Description of the task — Repeat the rows below word for word, leaving out the pictures.

(Part of a data file)
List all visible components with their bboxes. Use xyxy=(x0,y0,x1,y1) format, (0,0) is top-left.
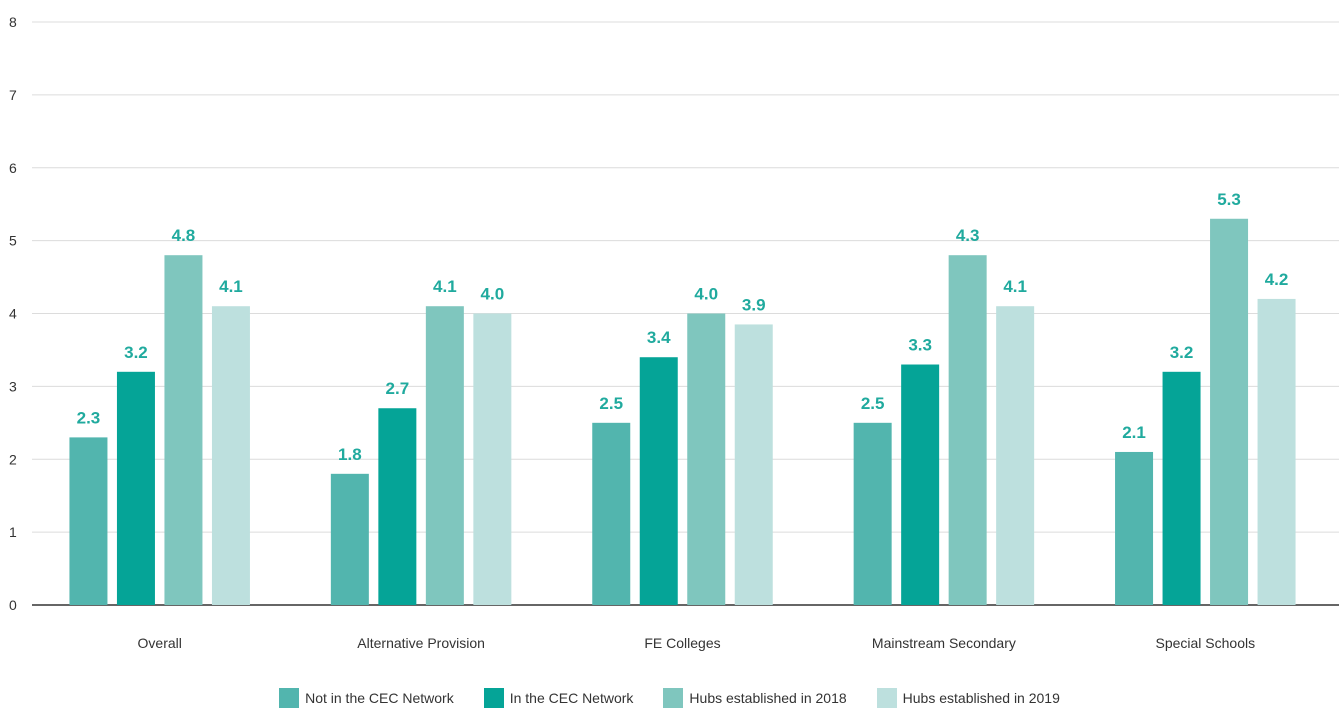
category-label: Alternative Provision xyxy=(357,635,485,651)
data-label: 3.9 xyxy=(742,295,766,314)
bar xyxy=(734,324,773,605)
data-label: 5.3 xyxy=(1217,190,1241,209)
y-tick-label: 6 xyxy=(9,160,17,176)
y-tick-label: 5 xyxy=(9,233,17,249)
bar xyxy=(116,371,155,605)
y-tick-label: 4 xyxy=(9,306,17,322)
data-label: 3.4 xyxy=(647,328,671,347)
data-label: 3.3 xyxy=(908,336,932,355)
bar xyxy=(1257,298,1296,605)
legend-swatch xyxy=(483,688,504,708)
bar xyxy=(1162,371,1201,605)
bar xyxy=(687,313,726,605)
data-label: 4.1 xyxy=(1003,277,1027,296)
data-label: 3.2 xyxy=(1170,343,1194,362)
bar xyxy=(473,313,512,605)
legend-item: Not in the CEC Network xyxy=(279,688,454,708)
bar xyxy=(592,422,631,605)
data-label: 2.5 xyxy=(861,394,885,413)
legend-swatch xyxy=(663,688,684,708)
bar xyxy=(164,255,203,605)
bar xyxy=(853,422,892,605)
legend-label: Hubs established in 2019 xyxy=(902,690,1060,706)
data-label: 4.0 xyxy=(694,285,718,304)
bar xyxy=(330,473,369,605)
data-label: 4.0 xyxy=(481,285,505,304)
legend-label: Hubs established in 2018 xyxy=(689,690,847,706)
bar xyxy=(425,306,464,605)
legend: Not in the CEC Network In the CEC Network… xyxy=(0,688,1339,708)
legend-label: Not in the CEC Network xyxy=(305,690,454,706)
legend-swatch xyxy=(876,688,897,708)
bar xyxy=(69,437,108,605)
data-label: 2.5 xyxy=(599,394,623,413)
bars xyxy=(69,218,1296,605)
category-label: Mainstream Secondary xyxy=(872,635,1016,651)
category-label: Special Schools xyxy=(1155,635,1255,651)
bar xyxy=(1210,218,1249,605)
data-label: 4.2 xyxy=(1265,270,1289,289)
y-tick-label: 0 xyxy=(9,597,17,613)
bar xyxy=(639,357,678,605)
data-label: 4.3 xyxy=(956,226,980,245)
data-label: 4.1 xyxy=(219,277,243,296)
data-label: 2.1 xyxy=(1122,423,1146,442)
data-label: 4.8 xyxy=(172,226,196,245)
y-tick-label: 8 xyxy=(9,14,17,30)
y-tick-label: 7 xyxy=(9,87,17,103)
data-labels: 2.3 3.2 4.8 4.1 1.8 2.7 4.1 4.0 2.5 3.4 4.0 3.9 2.5 3… xyxy=(77,190,1289,464)
data-label: 1.8 xyxy=(338,445,362,464)
y-tick-label: 2 xyxy=(9,451,17,467)
data-label: 2.7 xyxy=(386,379,410,398)
legend-swatch xyxy=(279,688,300,708)
bar xyxy=(378,408,417,605)
category-label: FE Colleges xyxy=(644,635,720,651)
bar-chart: 0 1 2 3 4 5 6 7 8 2.3 3.2 4.8 4.1 1.8 2.7 4.1 4.0 2.5 3.4… xyxy=(9,14,1339,651)
data-label: 4.1 xyxy=(433,277,457,296)
bar xyxy=(901,364,940,605)
legend-item: In the CEC Network xyxy=(483,688,634,708)
bar xyxy=(996,306,1035,605)
y-tick-label: 1 xyxy=(9,524,17,540)
data-label: 2.3 xyxy=(77,408,101,427)
legend-label: In the CEC Network xyxy=(509,690,634,706)
bar xyxy=(1115,451,1154,605)
y-tick-label: 3 xyxy=(9,378,17,394)
data-label: 3.2 xyxy=(124,343,148,362)
legend-item: Hubs established in 2018 xyxy=(663,688,847,708)
bar xyxy=(211,306,250,605)
legend-item: Hubs established in 2019 xyxy=(876,688,1060,708)
bar xyxy=(948,255,987,605)
category-label: Overall xyxy=(138,635,182,651)
x-axis: Overall Alternative Provision FE Colleges M… xyxy=(138,635,1256,651)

Solution for this task —
List all visible components with their bboxes. Use xyxy=(x0,y0,x1,y1) format, (0,0) is top-left.
category-label: Alternative Provision xyxy=(357,635,485,651)
data-label: 3.9 xyxy=(742,295,766,314)
bar xyxy=(734,324,773,605)
data-label: 5.3 xyxy=(1217,190,1241,209)
y-tick-label: 6 xyxy=(9,160,17,176)
y-tick-label: 5 xyxy=(9,233,17,249)
bar xyxy=(116,371,155,605)
y-tick-label: 4 xyxy=(9,306,17,322)
data-label: 3.4 xyxy=(647,328,671,347)
data-label: 3.3 xyxy=(908,336,932,355)
bar xyxy=(1257,298,1296,605)
legend-swatch xyxy=(483,688,504,708)
bar xyxy=(1162,371,1201,605)
bar xyxy=(687,313,726,605)
data-label: 4.1 xyxy=(1003,277,1027,296)
data-label: 3.2 xyxy=(1170,343,1194,362)
bar xyxy=(473,313,512,605)
legend-item: Not in the CEC Network xyxy=(279,688,454,708)
bar xyxy=(592,422,631,605)
data-label: 2.5 xyxy=(861,394,885,413)
legend-swatch xyxy=(663,688,684,708)
bar xyxy=(164,255,203,605)
bar xyxy=(853,422,892,605)
legend-label: Hubs established in 2019 xyxy=(902,690,1060,706)
data-label: 4.0 xyxy=(694,285,718,304)
bar xyxy=(330,473,369,605)
data-label: 4.0 xyxy=(481,285,505,304)
legend-label: Hubs established in 2018 xyxy=(689,690,847,706)
bar xyxy=(425,306,464,605)
legend: Not in the CEC Network In the CEC Network… xyxy=(0,688,1339,708)
legend-label: Not in the CEC Network xyxy=(305,690,454,706)
legend-swatch xyxy=(876,688,897,708)
bar xyxy=(69,437,108,605)
data-label: 2.5 xyxy=(599,394,623,413)
bars xyxy=(69,218,1296,605)
category-label: Mainstream Secondary xyxy=(872,635,1016,651)
category-label: Special Schools xyxy=(1155,635,1255,651)
bar xyxy=(1210,218,1249,605)
data-label: 4.2 xyxy=(1265,270,1289,289)
y-tick-label: 0 xyxy=(9,597,17,613)
bar xyxy=(639,357,678,605)
data-label: 4.3 xyxy=(956,226,980,245)
data-label: 4.1 xyxy=(219,277,243,296)
data-label: 2.1 xyxy=(1122,423,1146,442)
data-label: 4.8 xyxy=(172,226,196,245)
y-tick-label: 8 xyxy=(9,14,17,30)
y-tick-label: 7 xyxy=(9,87,17,103)
data-labels: 2.3 3.2 4.8 4.1 1.8 2.7 4.1 4.0 2.5 3.4 4.0 3.9 2.5 3… xyxy=(77,190,1289,464)
data-label: 1.8 xyxy=(338,445,362,464)
y-tick-label: 2 xyxy=(9,451,17,467)
data-label: 2.7 xyxy=(386,379,410,398)
legend-swatch xyxy=(279,688,300,708)
bar xyxy=(378,408,417,605)
category-label: FE Colleges xyxy=(644,635,720,651)
bar-chart: 0 1 2 3 4 5 6 7 8 2.3 3.2 4.8 4.1 1.8 2.7 4.1 4.0 2.5 3.4… xyxy=(9,14,1339,651)
data-label: 4.1 xyxy=(433,277,457,296)
bar xyxy=(901,364,940,605)
legend-item: In the CEC Network xyxy=(483,688,634,708)
bar xyxy=(996,306,1035,605)
y-tick-label: 1 xyxy=(9,524,17,540)
data-label: 2.3 xyxy=(77,408,101,427)
legend-label: In the CEC Network xyxy=(509,690,634,706)
bar xyxy=(1115,451,1154,605)
y-tick-label: 3 xyxy=(9,378,17,394)
data-label: 3.2 xyxy=(124,343,148,362)
legend-item: Hubs established in 2018 xyxy=(663,688,847,708)
bar xyxy=(211,306,250,605)
legend-item: Hubs established in 2019 xyxy=(876,688,1060,708)
bar xyxy=(948,255,987,605)
category-label: Overall xyxy=(138,635,182,651)
x-axis: Overall Alternative Provision FE Colleges M… xyxy=(138,635,1256,651)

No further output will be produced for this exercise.